Figure record extracts
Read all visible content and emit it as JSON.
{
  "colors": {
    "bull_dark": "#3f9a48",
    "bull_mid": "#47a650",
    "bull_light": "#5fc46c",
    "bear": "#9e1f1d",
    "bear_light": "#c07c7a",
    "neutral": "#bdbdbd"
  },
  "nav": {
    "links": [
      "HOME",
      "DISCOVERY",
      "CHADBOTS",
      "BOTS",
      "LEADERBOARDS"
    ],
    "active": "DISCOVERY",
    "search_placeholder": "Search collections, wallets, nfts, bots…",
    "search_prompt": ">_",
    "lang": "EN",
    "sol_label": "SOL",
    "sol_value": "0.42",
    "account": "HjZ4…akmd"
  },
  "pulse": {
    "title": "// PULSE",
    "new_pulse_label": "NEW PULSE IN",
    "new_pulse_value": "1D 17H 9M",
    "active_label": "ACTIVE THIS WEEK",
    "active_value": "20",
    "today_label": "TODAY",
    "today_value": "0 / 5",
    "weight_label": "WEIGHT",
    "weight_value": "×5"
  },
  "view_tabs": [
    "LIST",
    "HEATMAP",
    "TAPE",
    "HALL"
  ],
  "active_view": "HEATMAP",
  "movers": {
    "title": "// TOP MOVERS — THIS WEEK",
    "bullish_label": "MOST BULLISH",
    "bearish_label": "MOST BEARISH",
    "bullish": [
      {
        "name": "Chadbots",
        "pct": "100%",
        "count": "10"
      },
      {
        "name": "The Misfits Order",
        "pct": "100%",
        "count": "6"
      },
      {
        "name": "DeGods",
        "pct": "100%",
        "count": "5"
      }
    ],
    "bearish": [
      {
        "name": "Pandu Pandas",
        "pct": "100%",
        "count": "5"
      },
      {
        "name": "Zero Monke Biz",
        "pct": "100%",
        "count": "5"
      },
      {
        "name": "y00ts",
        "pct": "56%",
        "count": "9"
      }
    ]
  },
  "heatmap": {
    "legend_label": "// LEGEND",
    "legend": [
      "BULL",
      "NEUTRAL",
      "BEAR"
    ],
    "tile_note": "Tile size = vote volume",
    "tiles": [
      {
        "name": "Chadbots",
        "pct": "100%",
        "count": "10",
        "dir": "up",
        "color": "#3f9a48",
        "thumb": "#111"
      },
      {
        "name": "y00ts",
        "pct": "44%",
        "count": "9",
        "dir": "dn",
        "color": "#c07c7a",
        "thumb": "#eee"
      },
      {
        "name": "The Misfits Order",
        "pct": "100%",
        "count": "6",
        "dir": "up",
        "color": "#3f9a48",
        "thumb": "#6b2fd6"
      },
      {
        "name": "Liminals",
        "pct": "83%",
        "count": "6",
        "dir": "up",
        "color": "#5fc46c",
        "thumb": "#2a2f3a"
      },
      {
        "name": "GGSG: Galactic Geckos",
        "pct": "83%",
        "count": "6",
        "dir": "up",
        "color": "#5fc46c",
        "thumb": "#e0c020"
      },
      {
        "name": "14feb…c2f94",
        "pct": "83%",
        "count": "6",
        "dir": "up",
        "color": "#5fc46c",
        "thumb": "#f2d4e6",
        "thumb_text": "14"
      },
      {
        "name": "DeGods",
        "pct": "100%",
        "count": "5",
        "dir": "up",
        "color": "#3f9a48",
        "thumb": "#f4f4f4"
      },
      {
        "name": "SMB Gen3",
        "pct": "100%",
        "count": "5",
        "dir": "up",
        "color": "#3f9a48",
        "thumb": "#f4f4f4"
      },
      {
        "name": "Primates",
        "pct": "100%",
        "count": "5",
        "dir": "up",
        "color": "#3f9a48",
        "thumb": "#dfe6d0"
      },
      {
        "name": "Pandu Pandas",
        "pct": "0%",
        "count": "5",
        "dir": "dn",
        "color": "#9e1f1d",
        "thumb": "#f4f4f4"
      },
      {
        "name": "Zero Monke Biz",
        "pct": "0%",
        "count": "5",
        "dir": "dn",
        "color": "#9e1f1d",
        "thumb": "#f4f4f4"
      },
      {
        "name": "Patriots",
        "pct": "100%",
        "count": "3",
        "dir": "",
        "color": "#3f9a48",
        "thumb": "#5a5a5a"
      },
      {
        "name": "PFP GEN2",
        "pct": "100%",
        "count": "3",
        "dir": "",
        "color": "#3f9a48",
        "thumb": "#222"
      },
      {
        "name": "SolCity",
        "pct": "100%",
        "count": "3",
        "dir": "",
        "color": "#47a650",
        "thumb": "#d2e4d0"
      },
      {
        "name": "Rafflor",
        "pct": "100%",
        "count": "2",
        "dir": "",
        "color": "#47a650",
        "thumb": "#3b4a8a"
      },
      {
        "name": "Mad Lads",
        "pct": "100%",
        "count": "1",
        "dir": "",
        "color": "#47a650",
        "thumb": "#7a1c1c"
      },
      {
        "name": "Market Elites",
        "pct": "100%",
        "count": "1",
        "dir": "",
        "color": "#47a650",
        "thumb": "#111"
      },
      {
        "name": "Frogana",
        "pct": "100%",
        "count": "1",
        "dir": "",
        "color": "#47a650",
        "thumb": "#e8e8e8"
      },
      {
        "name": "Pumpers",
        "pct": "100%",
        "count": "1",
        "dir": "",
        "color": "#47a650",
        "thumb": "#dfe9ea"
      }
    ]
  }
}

◆ GIVEN PROBLEM ◆
Repeat all entries. Match them exactly.

◆ EXERCISE SOLUTION ◆
Read all visible content and emit it as JSON.
{
  "colors": {
    "bull_dark": "#3f9a48",
    "bull_mid": "#47a650",
    "bull_light": "#5fc46c",
    "bear": "#9e1f1d",
    "bear_light": "#c07c7a",
    "neutral": "#bdbdbd"
  },
  "nav": {
    "links": [
      "HOME",
      "DISCOVERY",
      "CHADBOTS",
      "BOTS",
      "LEADERBOARDS"
    ],
    "active": "DISCOVERY",
    "search_placeholder": "Search collections, wallets, nfts, bots…",
    "search_prompt": ">_",
    "lang": "EN",
    "sol_label": "SOL",
    "sol_value": "0.42",
    "account": "HjZ4…akmd"
  },
  "pulse": {
    "title": "// PULSE",
    "new_pulse_label": "NEW PULSE IN",
    "new_pulse_value": "1D 17H 9M",
    "active_label": "ACTIVE THIS WEEK",
    "active_value": "20",
    "today_label": "TODAY",
    "today_value": "0 / 5",
    "weight_label": "WEIGHT",
    "weight_value": "×5"
  },
  "view_tabs": [
    "LIST",
    "HEATMAP",
    "TAPE",
    "HALL"
  ],
  "active_view": "HEATMAP",
  "movers": {
    "title": "// TOP MOVERS — THIS WEEK",
    "bullish_label": "MOST BULLISH",
    "bearish_label": "MOST BEARISH",
    "bullish": [
      {
        "name": "Chadbots",
        "pct": "100%",
        "count": "10"
      },
      {
        "name": "The Misfits Order",
        "pct": "100%",
        "count": "6"
      },
      {
        "name": "DeGods",
        "pct": "100%",
        "count": "5"
      }
    ],
    "bearish": [
      {
        "name": "Pandu Pandas",
        "pct": "100%",
        "count": "5"
      },
      {
        "name": "Zero Monke Biz",
        "pct": "100%",
        "count": "5"
      },
      {
        "name": "y00ts",
        "pct": "56%",
        "count": "9"
      }
    ]
  },
  "heatmap": {
    "legend_label": "// LEGEND",
    "legend": [
      "BULL",
      "NEUTRAL",
      "BEAR"
    ],
    "tile_note": "Tile size = vote volume",
    "tiles": [
      {
        "name": "Chadbots",
        "pct": "100%",
        "count": "10",
        "dir": "up",
        "color": "#3f9a48",
        "thumb": "#111"
      },
      {
        "name": "y00ts",
        "pct": "44%",
        "count": "9",
        "dir": "dn",
        "color": "#c07c7a",
        "thumb": "#eee"
      },
      {
        "name": "The Misfits Order",
        "pct": "100%",
        "count": "6",
        "dir": "up",
        "color": "#3f9a48",
        "thumb": "#6b2fd6"
      },
      {
        "name": "Liminals",
        "pct": "83%",
        "count": "6",
        "dir": "up",
        "color": "#5fc46c",
        "thumb": "#2a2f3a"
      },
      {
        "name": "GGSG: Galactic Geckos",
        "pct": "83%",
        "count": "6",
        "dir": "up",
        "color": "#5fc46c",
        "thumb": "#e0c020"
      },
      {
        "name": "14feb…c2f94",
        "pct": "83%",
        "count": "6",
        "dir": "up",
        "color": "#5fc46c",
        "thumb": "#f2d4e6",
        "thumb_text": "14"
      },
      {
        "name": "DeGods",
        "pct": "100%",
        "count": "5",
        "dir": "up",
        "color": "#3f9a48",
        "thumb": "#f4f4f4"
      },
      {
        "name": "SMB Gen3",
        "pct": "100%",
        "count": "5",
        "dir": "up",
        "color": "#3f9a48",
        "thumb": "#f4f4f4"
      },
      {
        "name": "Primates",
        "pct": "100%",
        "count": "5",
        "dir": "up",
        "color": "#3f9a48",
        "thumb": "#dfe6d0"
      },
      {
        "name": "Pandu Pandas",
        "pct": "0%",
        "count": "5",
        "dir": "dn",
        "color": "#9e1f1d",
        "thumb": "#f4f4f4"
      },
      {
        "name": "Zero Monke Biz",
        "pct": "0%",
        "count": "5",
        "dir": "dn",
        "color": "#9e1f1d",
        "thumb": "#f4f4f4"
      },
      {
        "name": "Patriots",
        "pct": "100%",
        "count": "3",
        "dir": "",
        "color": "#3f9a48",
        "thumb": "#5a5a5a"
      },
      {
        "name": "PFP GEN2",
        "pct": "100%",
        "count": "3",
        "dir": "",
        "color": "#3f9a48",
        "thumb": "#222"
      },
      {
        "name": "SolCity",
        "pct": "100%",
        "count": "3",
        "dir": "",
        "color": "#47a650",
        "thumb": "#d2e4d0"
      },
      {
        "name": "Rafflor",
        "pct": "100%",
        "count": "2",
        "dir": "",
        "color": "#47a650",
        "thumb": "#3b4a8a"
      },
      {
        "name": "Mad Lads",
        "pct": "100%",
        "count": "1",
        "dir": "",
        "color": "#47a650",
        "thumb": "#7a1c1c"
      },
      {
        "name": "Market Elites",
        "pct": "100%",
        "count": "1",
        "dir": "",
        "color": "#47a650",
        "thumb": "#111"
      },
      {
        "name": "Frogana",
        "pct": "100%",
        "count": "1",
        "dir": "",
        "color": "#47a650",
        "thumb": "#e8e8e8"
      },
      {
        "name": "Pumpers",
        "pct": "100%",
        "count": "1",
        "dir": "",
        "color": "#47a650",
        "thumb": "#dfe9ea"
      }
    ]
  }
}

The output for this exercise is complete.